Work instructions: Collect each line of the records containing the string "Agency".

Extracted data:
____

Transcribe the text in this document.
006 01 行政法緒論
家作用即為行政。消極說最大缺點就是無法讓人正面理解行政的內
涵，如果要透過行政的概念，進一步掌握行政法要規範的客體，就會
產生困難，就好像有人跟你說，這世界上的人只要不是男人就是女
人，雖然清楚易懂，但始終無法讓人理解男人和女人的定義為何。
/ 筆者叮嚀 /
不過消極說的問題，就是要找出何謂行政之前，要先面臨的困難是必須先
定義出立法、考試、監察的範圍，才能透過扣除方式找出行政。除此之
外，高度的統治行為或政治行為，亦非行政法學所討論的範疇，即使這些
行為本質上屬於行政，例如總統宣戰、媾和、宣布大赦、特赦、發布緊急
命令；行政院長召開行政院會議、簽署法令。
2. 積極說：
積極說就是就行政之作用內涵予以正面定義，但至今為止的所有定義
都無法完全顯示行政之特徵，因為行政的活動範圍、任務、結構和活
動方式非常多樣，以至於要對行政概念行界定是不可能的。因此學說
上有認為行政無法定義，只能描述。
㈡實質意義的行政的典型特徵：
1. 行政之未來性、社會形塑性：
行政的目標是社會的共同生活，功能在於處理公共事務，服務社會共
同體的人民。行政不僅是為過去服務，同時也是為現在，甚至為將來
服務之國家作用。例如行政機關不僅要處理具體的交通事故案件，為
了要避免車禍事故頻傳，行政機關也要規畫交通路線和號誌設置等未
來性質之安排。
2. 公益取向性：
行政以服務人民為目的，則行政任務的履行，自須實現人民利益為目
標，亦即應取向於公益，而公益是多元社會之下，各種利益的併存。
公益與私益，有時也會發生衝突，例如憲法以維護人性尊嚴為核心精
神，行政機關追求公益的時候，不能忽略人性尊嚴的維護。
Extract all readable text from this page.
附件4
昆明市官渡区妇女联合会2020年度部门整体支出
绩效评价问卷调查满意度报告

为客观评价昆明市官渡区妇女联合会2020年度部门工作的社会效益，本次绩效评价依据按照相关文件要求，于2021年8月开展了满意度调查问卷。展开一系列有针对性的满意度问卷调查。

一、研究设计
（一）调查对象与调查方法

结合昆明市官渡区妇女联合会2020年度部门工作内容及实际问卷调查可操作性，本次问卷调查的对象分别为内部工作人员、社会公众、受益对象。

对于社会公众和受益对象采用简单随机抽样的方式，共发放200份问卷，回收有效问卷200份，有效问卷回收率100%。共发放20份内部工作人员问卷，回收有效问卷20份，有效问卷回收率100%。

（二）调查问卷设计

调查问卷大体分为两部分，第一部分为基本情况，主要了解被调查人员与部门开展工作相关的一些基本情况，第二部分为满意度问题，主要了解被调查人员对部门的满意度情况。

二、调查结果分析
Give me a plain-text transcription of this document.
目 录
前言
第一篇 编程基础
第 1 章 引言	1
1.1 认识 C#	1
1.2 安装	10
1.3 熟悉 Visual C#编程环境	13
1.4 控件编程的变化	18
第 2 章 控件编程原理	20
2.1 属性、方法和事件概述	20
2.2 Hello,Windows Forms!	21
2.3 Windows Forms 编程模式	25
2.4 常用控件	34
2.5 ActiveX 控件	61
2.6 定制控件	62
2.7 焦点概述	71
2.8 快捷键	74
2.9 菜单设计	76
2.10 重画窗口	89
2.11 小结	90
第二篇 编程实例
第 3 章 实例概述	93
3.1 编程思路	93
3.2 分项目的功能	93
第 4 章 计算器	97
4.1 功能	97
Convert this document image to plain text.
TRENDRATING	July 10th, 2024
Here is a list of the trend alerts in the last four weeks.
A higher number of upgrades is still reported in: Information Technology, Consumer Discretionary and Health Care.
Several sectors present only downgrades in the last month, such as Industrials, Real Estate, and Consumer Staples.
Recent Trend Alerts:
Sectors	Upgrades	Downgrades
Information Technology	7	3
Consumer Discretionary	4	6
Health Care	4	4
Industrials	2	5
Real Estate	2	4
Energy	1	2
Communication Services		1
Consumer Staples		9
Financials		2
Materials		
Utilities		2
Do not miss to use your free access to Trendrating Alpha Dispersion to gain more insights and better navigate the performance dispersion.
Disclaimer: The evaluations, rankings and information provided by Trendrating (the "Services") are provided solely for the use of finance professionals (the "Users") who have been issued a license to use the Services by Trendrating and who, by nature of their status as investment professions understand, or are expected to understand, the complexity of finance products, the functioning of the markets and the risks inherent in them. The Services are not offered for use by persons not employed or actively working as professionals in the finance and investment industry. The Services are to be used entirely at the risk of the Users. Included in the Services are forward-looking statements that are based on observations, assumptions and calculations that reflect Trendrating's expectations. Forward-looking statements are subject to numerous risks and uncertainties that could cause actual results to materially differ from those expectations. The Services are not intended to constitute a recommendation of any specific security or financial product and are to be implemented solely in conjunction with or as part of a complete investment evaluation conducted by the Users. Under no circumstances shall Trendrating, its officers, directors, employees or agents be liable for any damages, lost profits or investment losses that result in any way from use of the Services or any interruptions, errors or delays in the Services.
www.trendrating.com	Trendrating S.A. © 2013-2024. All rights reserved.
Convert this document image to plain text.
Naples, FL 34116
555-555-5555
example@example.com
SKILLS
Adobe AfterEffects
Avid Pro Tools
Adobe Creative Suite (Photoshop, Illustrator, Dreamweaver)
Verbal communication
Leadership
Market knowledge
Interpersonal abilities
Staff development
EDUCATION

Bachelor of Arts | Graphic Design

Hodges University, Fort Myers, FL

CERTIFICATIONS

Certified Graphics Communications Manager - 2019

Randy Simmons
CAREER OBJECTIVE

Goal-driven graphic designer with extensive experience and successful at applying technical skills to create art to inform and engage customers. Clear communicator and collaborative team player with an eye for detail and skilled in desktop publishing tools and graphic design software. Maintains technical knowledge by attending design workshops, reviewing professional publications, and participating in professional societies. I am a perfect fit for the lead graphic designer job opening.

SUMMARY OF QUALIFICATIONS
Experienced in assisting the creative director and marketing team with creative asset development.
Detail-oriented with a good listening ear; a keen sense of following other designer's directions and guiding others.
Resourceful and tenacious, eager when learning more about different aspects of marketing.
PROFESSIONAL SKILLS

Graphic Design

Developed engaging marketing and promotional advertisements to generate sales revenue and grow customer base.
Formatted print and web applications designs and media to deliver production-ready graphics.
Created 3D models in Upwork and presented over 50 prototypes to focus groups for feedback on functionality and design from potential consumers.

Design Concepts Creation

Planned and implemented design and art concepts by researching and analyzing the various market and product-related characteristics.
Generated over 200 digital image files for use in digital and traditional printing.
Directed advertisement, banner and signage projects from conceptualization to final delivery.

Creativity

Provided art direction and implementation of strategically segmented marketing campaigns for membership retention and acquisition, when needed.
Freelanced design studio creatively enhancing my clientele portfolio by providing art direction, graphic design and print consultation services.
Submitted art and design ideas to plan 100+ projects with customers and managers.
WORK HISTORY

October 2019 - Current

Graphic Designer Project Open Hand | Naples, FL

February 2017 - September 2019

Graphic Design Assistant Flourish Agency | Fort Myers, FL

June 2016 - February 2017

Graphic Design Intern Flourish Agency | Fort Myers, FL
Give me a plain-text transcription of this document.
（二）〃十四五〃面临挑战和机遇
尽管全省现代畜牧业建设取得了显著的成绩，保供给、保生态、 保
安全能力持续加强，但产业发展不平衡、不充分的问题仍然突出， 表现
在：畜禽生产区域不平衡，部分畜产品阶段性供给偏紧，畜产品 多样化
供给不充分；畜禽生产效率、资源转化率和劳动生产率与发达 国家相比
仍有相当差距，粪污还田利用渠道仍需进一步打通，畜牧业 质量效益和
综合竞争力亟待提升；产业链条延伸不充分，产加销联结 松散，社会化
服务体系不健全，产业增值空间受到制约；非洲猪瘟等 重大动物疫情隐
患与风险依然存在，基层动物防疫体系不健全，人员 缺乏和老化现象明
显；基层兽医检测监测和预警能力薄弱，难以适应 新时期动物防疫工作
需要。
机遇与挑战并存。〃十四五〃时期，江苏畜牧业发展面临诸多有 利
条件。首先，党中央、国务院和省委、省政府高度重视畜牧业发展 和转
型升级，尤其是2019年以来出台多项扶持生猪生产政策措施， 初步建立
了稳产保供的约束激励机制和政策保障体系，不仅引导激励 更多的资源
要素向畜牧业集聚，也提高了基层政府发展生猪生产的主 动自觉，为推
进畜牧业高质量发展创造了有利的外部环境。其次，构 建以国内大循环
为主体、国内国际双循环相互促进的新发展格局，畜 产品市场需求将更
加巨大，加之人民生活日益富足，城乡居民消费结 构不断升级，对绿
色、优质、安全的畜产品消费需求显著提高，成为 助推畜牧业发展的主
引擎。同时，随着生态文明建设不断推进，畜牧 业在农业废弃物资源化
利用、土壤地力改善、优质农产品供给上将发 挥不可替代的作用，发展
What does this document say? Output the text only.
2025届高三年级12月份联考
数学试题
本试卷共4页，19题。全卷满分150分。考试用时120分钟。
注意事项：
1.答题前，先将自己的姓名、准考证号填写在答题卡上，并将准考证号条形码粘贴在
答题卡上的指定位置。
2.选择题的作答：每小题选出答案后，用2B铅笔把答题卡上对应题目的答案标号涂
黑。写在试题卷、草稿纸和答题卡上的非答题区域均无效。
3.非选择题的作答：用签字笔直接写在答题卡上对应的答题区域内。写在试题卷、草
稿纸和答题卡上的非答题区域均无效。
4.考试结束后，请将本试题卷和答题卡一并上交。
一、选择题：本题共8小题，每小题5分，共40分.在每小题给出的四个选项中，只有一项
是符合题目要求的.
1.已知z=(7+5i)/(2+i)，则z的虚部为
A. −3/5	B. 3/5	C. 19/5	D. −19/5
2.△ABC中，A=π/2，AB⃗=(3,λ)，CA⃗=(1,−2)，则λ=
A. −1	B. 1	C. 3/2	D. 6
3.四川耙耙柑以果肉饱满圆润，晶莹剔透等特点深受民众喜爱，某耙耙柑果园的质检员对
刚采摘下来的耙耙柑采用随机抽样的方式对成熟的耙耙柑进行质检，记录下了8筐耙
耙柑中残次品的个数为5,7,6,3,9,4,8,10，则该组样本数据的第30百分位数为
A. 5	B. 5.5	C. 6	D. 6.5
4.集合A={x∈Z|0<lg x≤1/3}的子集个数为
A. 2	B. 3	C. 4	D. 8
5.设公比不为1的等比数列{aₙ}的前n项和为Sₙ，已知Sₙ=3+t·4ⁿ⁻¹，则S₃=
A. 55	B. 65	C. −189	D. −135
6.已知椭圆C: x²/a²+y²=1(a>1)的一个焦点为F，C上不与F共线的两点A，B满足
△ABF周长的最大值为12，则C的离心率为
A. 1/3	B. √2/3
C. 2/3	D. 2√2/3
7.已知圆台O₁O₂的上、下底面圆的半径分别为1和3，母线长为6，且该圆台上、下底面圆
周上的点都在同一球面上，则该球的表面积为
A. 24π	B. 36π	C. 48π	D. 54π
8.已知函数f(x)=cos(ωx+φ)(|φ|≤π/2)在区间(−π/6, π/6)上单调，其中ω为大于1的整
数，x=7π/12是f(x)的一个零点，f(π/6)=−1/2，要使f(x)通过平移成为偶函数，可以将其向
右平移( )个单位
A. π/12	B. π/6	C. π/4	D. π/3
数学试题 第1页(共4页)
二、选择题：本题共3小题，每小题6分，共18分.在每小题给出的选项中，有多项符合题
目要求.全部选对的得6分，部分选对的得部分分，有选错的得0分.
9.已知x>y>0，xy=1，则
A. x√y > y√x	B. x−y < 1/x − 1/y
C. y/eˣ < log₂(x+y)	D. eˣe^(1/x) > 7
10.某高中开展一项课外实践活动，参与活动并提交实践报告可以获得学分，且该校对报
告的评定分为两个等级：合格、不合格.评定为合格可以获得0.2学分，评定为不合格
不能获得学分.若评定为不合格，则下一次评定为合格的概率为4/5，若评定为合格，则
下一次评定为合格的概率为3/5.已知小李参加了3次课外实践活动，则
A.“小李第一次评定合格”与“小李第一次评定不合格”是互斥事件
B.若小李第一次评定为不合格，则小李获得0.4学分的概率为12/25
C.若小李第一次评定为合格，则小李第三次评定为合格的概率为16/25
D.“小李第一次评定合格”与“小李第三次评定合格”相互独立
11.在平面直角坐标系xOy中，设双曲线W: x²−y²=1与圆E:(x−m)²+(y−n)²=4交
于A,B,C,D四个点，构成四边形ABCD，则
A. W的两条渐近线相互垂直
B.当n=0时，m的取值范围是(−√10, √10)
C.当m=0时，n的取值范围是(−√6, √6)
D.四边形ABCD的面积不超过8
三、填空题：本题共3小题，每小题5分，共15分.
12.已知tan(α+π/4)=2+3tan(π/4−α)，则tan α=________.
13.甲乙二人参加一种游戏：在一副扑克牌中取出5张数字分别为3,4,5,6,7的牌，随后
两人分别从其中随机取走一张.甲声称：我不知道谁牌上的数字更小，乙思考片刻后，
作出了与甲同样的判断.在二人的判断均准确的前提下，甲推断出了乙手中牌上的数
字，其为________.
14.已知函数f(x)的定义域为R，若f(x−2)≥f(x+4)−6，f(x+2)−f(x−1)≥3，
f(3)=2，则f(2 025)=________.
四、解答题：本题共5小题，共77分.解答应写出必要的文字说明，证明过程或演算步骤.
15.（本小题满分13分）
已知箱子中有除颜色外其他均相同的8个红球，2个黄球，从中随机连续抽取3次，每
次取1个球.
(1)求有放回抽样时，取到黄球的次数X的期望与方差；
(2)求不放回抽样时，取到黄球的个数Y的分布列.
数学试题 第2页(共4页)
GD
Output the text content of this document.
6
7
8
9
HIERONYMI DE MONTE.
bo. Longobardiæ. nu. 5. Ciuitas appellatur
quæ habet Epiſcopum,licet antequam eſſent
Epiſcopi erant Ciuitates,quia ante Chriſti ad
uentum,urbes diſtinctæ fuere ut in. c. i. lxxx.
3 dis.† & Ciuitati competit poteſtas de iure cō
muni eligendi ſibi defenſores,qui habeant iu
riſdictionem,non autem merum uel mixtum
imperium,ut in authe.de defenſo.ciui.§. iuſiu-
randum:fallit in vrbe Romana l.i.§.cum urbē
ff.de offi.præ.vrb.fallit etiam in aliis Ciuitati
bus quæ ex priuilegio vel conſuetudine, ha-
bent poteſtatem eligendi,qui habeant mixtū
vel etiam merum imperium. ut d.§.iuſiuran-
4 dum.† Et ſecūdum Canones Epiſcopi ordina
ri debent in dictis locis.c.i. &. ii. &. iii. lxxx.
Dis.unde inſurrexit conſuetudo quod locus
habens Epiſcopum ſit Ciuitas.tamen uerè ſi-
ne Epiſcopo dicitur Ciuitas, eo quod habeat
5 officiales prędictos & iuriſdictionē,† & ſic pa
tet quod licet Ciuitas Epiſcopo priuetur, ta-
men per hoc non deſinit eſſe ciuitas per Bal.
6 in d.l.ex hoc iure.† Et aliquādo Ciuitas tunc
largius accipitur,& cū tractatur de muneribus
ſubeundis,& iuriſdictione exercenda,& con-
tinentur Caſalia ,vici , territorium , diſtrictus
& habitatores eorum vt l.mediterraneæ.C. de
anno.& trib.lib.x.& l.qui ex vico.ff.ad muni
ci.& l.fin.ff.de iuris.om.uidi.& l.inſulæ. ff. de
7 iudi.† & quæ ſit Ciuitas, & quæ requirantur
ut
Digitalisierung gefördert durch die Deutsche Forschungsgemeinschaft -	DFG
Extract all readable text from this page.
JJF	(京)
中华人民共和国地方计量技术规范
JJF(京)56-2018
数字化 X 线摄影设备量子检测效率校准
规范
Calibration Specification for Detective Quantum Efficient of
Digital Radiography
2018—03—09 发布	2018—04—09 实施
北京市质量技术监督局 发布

____

Right answer:
Graphic Design Assistant Flourish Agency | Fort Myers, FL
Graphic Design Intern Flourish Agency | Fort Myers, FL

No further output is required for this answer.